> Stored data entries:
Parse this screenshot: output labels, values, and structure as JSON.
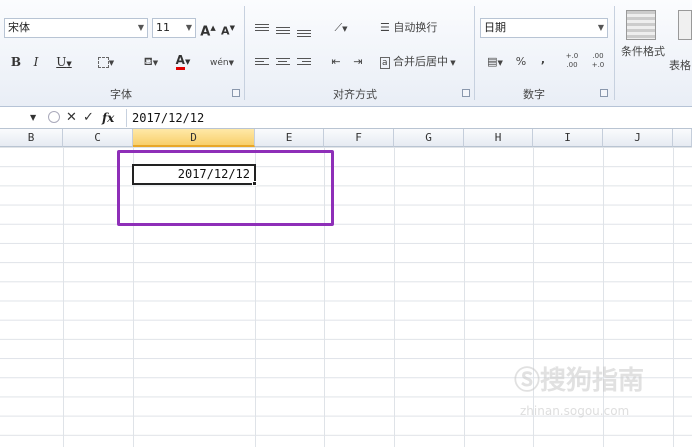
{
  "ribbon": {
    "font": {
      "font_name": "宋体",
      "font_size": "11",
      "grow_font": "A",
      "shrink_font": "A",
      "bold": "B",
      "italic": "I",
      "underline": "U",
      "font_color": "A",
      "phonetic": "wén",
      "group_label": "字体"
    },
    "alignment": {
      "wrap_text": "自动换行",
      "merge_center": "合并后居中",
      "group_label": "对齐方式"
    },
    "number": {
      "format": "日期",
      "percent": "%",
      "comma": ",",
      "inc_decimal": "+.0 .00",
      "dec_decimal": ".00 +.0",
      "group_label": "数字"
    },
    "styles": {
      "conditional_formatting": "条件格式",
      "format_as_table": "表格"
    }
  },
  "formula_bar": {
    "fx": "fx",
    "content": "2017/12/12"
  },
  "columns": [
    "B",
    "C",
    "D",
    "E",
    "F",
    "G",
    "H",
    "I",
    "J"
  ],
  "active_column": "D",
  "cells": {
    "d_value": "2017/12/12"
  },
  "colors": {
    "highlight": "#8e2fb8",
    "active_header": "#f8cf6b",
    "font_color_bar": "#e00000"
  },
  "watermark": {
    "brand": "搜狗指南",
    "url": "zhinan.sogou.com"
  }
}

> Problem to solve:
Transcribe the whole listing, character for character, but not its images.

> Response to the task:
Parse this screenshot: output labels, values, and structure as JSON.
{
  "ribbon": {
    "font": {
      "font_name": "宋体",
      "font_size": "11",
      "grow_font": "A",
      "shrink_font": "A",
      "bold": "B",
      "italic": "I",
      "underline": "U",
      "font_color": "A",
      "phonetic": "wén",
      "group_label": "字体"
    },
    "alignment": {
      "wrap_text": "自动换行",
      "merge_center": "合并后居中",
      "group_label": "对齐方式"
    },
    "number": {
      "format": "日期",
      "percent": "%",
      "comma": ",",
      "inc_decimal": "+.0 .00",
      "dec_decimal": ".00 +.0",
      "group_label": "数字"
    },
    "styles": {
      "conditional_formatting": "条件格式",
      "format_as_table": "表格"
    }
  },
  "formula_bar": {
    "fx": "fx",
    "content": "2017/12/12"
  },
  "columns": [
    "B",
    "C",
    "D",
    "E",
    "F",
    "G",
    "H",
    "I",
    "J"
  ],
  "active_column": "D",
  "cells": {
    "d_value": "2017/12/12"
  },
  "colors": {
    "highlight": "#8e2fb8",
    "active_header": "#f8cf6b",
    "font_color_bar": "#e00000"
  },
  "watermark": {
    "brand": "搜狗指南",
    "url": "zhinan.sogou.com"
  }
}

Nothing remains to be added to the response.